» **Written request**
Of all the lines in the records, how many hold the word "JSON"? Answer with the number only.

Dataset excerpts:

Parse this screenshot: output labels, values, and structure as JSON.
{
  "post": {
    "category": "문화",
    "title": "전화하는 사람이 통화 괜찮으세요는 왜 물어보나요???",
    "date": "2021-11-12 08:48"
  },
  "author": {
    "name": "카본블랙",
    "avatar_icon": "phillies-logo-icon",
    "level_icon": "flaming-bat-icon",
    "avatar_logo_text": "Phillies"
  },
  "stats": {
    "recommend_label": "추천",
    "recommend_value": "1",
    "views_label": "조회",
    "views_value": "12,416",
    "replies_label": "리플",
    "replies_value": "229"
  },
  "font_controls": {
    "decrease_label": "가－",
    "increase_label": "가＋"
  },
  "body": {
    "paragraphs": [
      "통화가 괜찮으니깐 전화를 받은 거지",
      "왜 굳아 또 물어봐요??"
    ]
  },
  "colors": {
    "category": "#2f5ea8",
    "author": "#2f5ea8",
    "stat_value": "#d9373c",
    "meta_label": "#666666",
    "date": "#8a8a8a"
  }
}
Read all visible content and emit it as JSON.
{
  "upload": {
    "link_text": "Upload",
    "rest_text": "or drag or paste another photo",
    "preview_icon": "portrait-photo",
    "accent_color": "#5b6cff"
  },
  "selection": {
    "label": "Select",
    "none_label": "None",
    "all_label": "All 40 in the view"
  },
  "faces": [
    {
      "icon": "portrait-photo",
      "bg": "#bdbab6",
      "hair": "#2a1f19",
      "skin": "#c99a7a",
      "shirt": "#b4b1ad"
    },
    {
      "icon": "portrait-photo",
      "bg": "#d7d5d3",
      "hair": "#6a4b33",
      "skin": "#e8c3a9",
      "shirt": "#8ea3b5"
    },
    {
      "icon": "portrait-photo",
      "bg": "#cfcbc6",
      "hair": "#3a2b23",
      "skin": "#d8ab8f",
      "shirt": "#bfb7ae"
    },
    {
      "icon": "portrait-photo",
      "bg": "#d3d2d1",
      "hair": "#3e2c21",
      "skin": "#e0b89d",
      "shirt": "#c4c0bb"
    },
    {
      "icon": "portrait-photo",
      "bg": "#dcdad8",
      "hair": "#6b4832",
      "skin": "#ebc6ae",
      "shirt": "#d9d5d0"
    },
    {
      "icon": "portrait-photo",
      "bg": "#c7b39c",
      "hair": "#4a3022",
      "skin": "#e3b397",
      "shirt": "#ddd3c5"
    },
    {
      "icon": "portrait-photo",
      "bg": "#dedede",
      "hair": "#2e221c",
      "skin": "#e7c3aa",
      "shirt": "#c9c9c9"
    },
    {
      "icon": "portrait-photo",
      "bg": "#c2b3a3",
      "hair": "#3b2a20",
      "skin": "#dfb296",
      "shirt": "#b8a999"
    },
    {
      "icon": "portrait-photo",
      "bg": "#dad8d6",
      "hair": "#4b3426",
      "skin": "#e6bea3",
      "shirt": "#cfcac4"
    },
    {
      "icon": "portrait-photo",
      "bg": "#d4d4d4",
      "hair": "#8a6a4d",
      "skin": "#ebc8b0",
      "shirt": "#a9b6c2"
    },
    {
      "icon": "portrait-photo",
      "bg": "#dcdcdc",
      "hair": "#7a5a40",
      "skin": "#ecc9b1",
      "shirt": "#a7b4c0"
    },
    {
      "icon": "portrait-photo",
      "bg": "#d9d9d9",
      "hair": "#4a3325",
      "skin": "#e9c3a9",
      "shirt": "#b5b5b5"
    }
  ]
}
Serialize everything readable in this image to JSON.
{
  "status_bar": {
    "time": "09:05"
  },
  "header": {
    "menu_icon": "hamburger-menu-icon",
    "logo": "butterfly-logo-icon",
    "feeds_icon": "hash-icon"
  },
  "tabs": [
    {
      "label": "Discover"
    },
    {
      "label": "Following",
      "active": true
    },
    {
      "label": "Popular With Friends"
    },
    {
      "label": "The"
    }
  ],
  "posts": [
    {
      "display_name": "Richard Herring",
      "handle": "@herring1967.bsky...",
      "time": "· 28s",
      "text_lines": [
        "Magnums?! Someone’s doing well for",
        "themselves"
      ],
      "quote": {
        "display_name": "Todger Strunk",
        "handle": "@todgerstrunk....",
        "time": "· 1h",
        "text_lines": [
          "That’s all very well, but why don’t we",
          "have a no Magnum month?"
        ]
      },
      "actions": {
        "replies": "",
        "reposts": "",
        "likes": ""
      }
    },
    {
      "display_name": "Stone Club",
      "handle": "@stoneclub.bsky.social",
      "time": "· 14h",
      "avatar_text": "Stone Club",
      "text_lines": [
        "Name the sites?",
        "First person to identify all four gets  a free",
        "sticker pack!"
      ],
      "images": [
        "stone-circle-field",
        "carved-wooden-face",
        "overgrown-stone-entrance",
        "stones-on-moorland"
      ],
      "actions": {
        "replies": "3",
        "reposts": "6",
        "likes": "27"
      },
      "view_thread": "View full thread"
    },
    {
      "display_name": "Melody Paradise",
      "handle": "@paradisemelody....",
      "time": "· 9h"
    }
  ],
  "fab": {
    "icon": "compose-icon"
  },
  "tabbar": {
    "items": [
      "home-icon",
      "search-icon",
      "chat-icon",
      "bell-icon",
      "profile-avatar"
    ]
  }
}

» **Task solution**
3